-- Task goal --
Begin with the line containing "Extract the structured data from this screenshot" and copy each line exactly through the last line of the entries, inclusive.

-- Entries supplied --
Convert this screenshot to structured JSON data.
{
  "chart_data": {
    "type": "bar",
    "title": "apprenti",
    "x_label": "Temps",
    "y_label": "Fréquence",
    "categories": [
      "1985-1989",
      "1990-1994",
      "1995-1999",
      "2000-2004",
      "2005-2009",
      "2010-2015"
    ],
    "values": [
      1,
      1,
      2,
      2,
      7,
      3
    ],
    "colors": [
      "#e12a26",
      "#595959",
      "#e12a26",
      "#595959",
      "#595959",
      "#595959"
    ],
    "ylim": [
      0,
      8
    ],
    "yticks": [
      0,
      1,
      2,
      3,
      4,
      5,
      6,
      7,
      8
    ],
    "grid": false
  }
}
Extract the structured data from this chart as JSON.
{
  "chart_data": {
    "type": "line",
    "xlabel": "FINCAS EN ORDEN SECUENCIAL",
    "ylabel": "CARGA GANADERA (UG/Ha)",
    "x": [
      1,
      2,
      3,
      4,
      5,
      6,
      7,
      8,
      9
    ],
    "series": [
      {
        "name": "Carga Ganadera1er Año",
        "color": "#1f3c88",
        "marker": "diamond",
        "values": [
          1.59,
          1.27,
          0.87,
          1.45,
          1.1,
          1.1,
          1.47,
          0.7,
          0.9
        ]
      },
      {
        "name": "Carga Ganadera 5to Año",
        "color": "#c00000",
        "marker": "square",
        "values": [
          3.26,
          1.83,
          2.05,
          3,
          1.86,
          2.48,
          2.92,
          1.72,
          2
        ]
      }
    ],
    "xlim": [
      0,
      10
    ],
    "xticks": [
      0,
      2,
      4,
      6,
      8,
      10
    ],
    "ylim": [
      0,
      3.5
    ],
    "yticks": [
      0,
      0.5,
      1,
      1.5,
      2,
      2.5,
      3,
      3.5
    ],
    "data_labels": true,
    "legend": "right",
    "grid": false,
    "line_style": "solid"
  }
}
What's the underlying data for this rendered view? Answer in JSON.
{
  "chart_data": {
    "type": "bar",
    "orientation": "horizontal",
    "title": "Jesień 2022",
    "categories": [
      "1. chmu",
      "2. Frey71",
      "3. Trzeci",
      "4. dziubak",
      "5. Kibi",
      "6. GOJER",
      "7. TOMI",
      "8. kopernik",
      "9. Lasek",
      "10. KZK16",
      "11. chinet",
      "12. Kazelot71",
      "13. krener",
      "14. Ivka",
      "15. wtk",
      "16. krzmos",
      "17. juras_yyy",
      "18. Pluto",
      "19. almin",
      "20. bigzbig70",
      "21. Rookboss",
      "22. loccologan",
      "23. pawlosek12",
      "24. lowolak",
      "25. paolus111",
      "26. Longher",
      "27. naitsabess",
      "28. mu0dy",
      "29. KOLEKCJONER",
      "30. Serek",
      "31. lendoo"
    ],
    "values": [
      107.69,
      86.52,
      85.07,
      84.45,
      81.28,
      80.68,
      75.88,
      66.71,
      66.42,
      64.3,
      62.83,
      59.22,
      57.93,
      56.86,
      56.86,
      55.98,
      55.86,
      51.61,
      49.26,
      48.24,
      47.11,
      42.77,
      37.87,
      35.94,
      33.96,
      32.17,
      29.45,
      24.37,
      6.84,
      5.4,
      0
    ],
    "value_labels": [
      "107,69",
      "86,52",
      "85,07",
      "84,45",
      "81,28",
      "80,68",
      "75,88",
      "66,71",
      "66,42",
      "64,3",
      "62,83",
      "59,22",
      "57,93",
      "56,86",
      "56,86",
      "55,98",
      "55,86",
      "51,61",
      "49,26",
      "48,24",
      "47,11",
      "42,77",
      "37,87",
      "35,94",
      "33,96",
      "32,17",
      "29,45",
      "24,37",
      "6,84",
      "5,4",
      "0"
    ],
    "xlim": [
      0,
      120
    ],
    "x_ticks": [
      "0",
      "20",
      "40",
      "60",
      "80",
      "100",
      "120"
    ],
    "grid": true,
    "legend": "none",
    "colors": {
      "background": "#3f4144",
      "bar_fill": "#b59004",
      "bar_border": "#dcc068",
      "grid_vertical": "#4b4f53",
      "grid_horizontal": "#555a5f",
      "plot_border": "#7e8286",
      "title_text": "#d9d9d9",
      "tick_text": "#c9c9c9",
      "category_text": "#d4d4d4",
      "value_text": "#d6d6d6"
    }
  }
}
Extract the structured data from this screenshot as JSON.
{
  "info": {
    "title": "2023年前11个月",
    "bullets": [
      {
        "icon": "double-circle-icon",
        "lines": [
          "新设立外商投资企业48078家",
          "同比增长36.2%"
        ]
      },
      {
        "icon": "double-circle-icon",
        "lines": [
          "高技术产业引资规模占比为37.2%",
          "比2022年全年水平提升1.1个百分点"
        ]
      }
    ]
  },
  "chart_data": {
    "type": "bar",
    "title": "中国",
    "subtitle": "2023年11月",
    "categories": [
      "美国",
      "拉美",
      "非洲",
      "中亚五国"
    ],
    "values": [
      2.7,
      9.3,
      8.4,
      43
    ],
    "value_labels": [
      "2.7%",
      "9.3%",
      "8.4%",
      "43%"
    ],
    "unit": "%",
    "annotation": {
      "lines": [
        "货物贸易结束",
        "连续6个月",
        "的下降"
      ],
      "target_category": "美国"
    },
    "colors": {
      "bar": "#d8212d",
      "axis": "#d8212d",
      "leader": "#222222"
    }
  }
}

-- Response to the exercise --
Extract the structured data from this screenshot as JSON.
{
  "info": {
    "title": "2023年前11个月",
    "bullets": [
      {
        "icon": "double-circle-icon",
        "lines": [
          "新设立外商投资企业48078家",
          "同比增长36.2%"
        ]
      },
      {
        "icon": "double-circle-icon",
        "lines": [
          "高技术产业引资规模占比为37.2%",
          "比2022年全年水平提升1.1个百分点"
        ]
      }
    ]
  },
  "chart_data": {
    "type": "bar",
    "title": "中国",
    "subtitle": "2023年11月",
    "categories": [
      "美国",
      "拉美",
      "非洲",
      "中亚五国"
    ],
    "values": [
      2.7,
      9.3,
      8.4,
      43
    ],
    "value_labels": [
      "2.7%",
      "9.3%",
      "8.4%",
      "43%"
    ],
    "unit": "%",
    "annotation": {
      "lines": [
        "货物贸易结束",
        "连续6个月",
        "的下降"
      ],
      "target_category": "美国"
    },
    "colors": {
      "bar": "#d8212d",
      "axis": "#d8212d",
      "leader": "#222222"
    }
  }
}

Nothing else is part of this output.